━━━━━ SEZIONE DEL DOCUMENTO
# Tenersi al palo



## keramus

Ciao a tutti

Vorrei descrivere questa foto .
È corretto dire:



La donna si tiene al palo.

Sarei felice se poteste rispondere alla mia domanda.

Grazie in anticipo.


----------



## ohbice

_La donna si tiene al palo _è indubbiamente una frase corretta.
Descriverei la foto con "La ginnasta sta facedo un esercizio sulla pertica". Ma magari il termine pertica si usava di più ai miei tempi, e oggi si direbbe che "... sta facendo un esercizio di _*pole dance*_" (mi scuso per il termine inglese, ma in italiano lo vedo tradotto con _danza al palo _che è decisamente peggio dell'originale), o magari sta facendo ancora qualcos'altro. Il contesto è sempre piuttosto importante, e la fotografia talvolta non dice abbastanza.
Ciao 
p


----------



## Pegasillo

Il termine più appropriato per quell'attrezzo è *pertica* (/'pɛrtika/, accento sulla "e"), anche se molti lo chiamano "palo", che è un termine più generico. Si legga il punto 2a di questo collegamento del vocabolario Treccani: http://www.treccani.it/vocabolario/pertica/

A me sembra che la donna guarda verso l'alto, quindi direi che "_sta salendo / si sta arrampicando lungo la (sulla) pertica_".
━━━━━━━━━━
━━━━━ ESTRATTO DEI DATI
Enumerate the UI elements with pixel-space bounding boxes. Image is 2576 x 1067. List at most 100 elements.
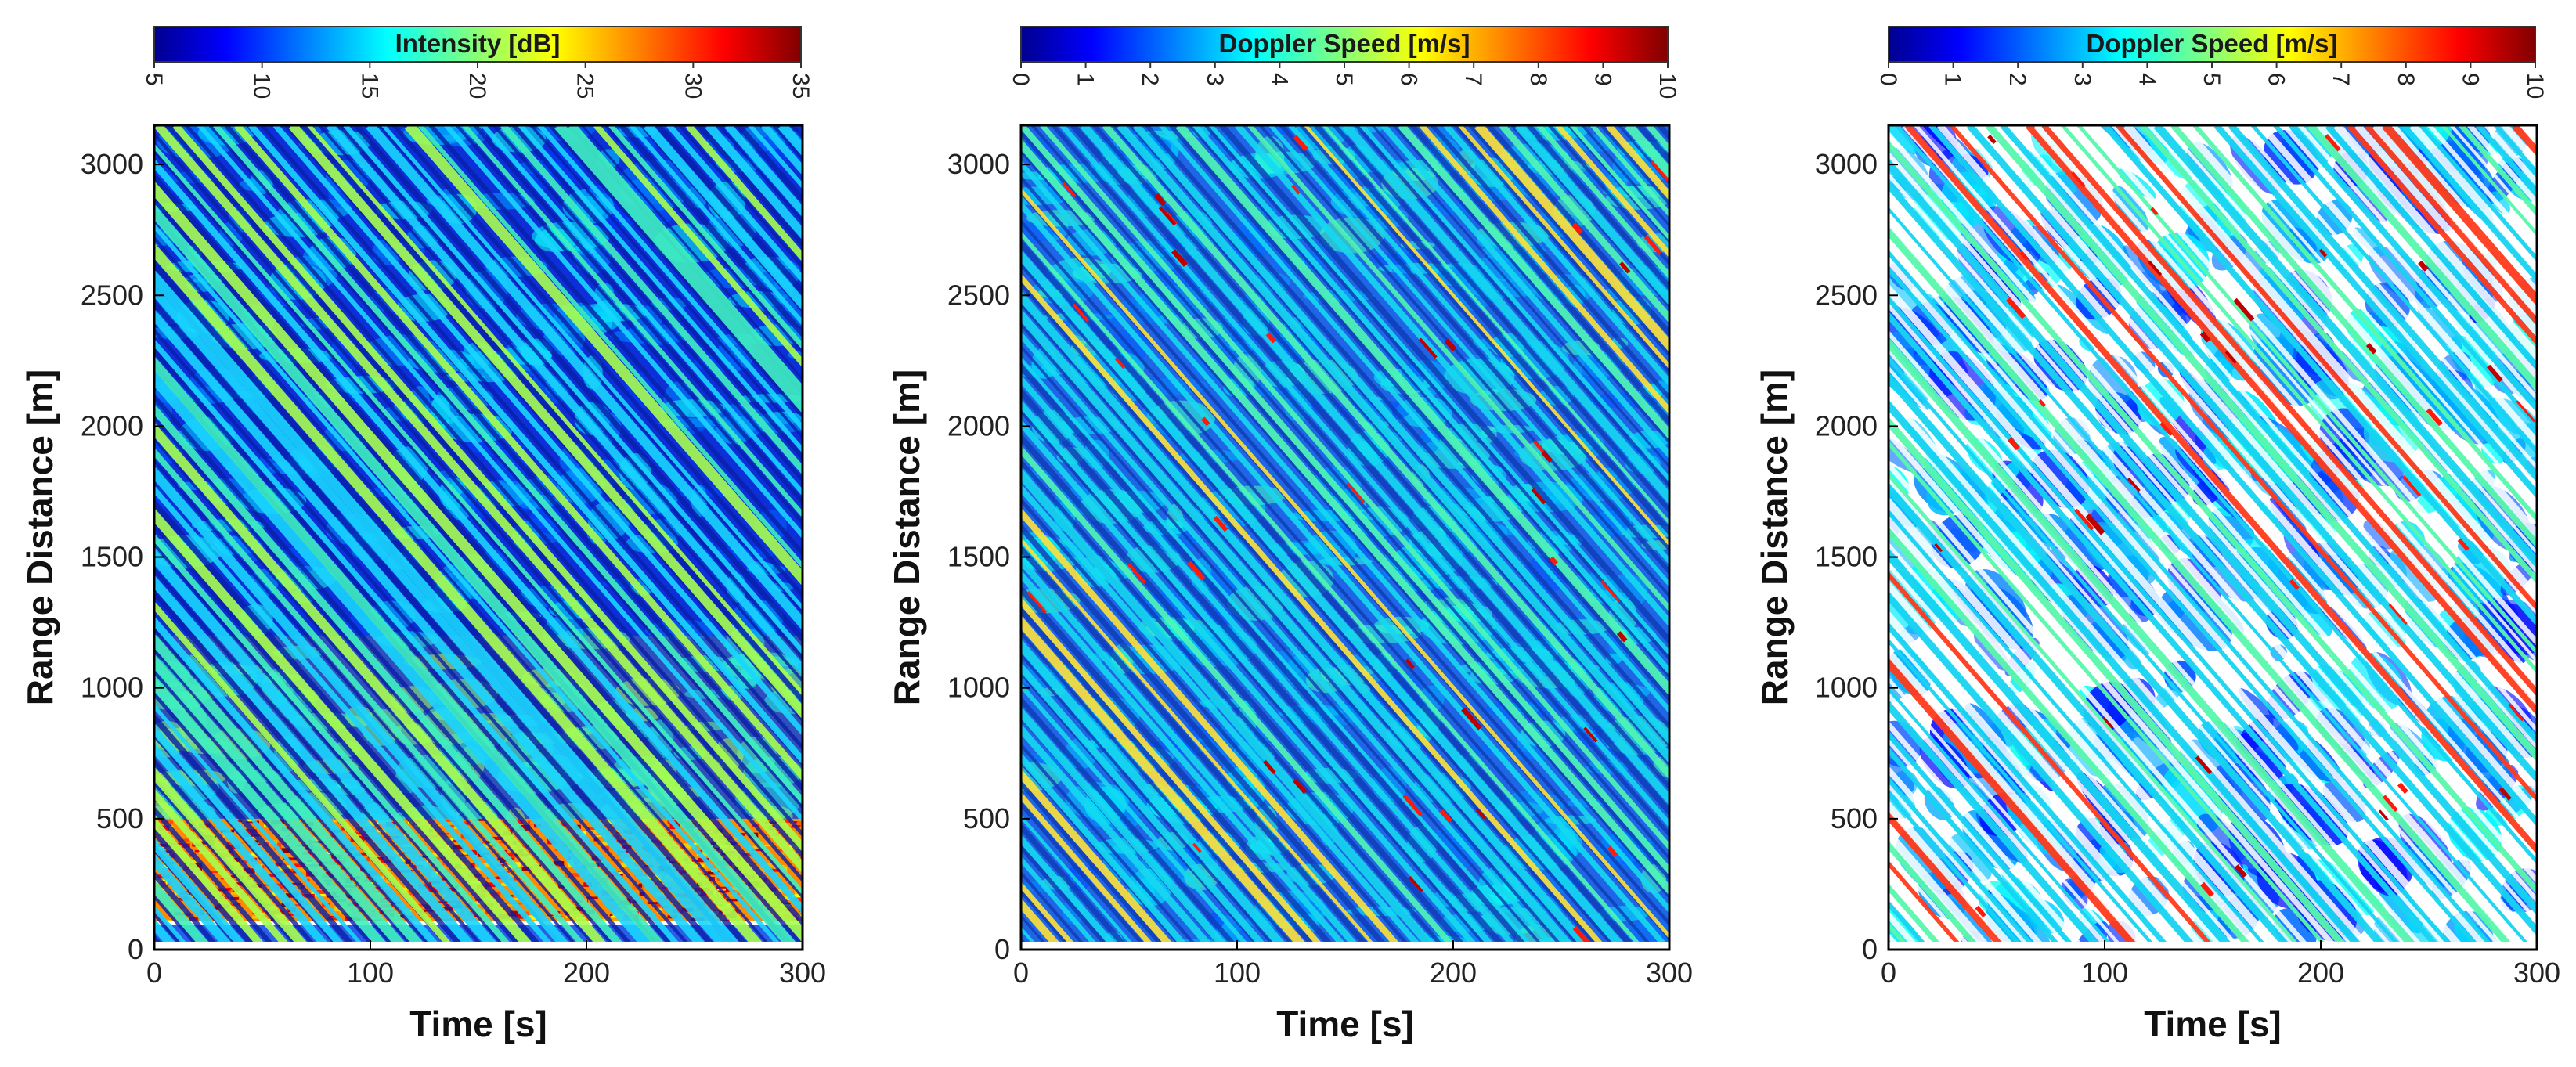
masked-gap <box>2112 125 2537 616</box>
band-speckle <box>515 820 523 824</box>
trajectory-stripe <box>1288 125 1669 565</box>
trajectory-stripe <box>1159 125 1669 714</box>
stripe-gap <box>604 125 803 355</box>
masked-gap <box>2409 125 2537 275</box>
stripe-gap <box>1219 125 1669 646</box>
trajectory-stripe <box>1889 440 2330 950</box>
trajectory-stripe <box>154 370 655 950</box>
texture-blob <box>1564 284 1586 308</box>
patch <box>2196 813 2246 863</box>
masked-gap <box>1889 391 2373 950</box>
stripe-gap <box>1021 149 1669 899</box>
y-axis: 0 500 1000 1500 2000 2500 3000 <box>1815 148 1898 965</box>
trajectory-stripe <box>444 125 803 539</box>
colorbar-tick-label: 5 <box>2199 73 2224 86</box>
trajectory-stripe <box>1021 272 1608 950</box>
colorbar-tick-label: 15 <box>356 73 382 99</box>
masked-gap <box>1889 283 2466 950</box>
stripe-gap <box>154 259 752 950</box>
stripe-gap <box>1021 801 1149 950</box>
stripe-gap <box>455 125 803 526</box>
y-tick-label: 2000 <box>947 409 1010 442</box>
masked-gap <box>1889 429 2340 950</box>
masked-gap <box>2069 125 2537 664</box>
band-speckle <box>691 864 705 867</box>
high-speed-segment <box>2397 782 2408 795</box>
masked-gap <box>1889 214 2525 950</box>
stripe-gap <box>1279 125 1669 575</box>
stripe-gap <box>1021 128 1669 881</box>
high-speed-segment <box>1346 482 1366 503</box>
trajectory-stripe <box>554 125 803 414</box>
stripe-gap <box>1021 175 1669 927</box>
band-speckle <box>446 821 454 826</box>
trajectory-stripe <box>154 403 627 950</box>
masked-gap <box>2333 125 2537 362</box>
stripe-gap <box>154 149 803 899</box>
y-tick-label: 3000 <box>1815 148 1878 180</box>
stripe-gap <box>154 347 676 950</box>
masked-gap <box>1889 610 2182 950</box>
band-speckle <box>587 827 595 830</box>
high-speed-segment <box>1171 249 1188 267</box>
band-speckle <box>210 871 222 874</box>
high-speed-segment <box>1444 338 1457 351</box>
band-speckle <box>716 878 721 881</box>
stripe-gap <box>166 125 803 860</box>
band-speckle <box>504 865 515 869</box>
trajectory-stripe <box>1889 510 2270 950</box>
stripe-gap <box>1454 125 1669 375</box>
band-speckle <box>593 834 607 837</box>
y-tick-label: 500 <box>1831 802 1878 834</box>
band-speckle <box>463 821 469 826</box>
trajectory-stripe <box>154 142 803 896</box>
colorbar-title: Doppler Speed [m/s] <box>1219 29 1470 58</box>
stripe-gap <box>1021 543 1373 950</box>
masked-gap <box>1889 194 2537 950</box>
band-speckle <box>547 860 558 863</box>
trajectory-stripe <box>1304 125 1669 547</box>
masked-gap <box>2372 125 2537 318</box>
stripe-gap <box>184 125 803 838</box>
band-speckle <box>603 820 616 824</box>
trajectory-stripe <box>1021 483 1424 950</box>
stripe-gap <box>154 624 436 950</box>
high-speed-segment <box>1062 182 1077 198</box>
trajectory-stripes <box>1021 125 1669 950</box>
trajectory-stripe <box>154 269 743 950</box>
━━━━━━━━━━
ISTRUZIONI -
a) Nella discussione del forum, quale termine viene indicato come il più appropriato per l'attrezzo della foto?
b) Restituisci senza modifiche le righe dei record dalla riga che contiene "masked-gap <box>2112 125 2537 616</box>" alla riga che contiene "stripe-gap <box>1219 125 1669 646</box>", entrambe comprese.

RISPOSTE -
a) Il termine più appropriato è "pertica".

b)
masked-gap <box>2112 125 2537 616</box>
band-speckle <box>515 820 523 824</box>
trajectory-stripe <box>1288 125 1669 565</box>
trajectory-stripe <box>1159 125 1669 714</box>
stripe-gap <box>604 125 803 355</box>
masked-gap <box>2409 125 2537 275</box>
stripe-gap <box>1219 125 1669 646</box>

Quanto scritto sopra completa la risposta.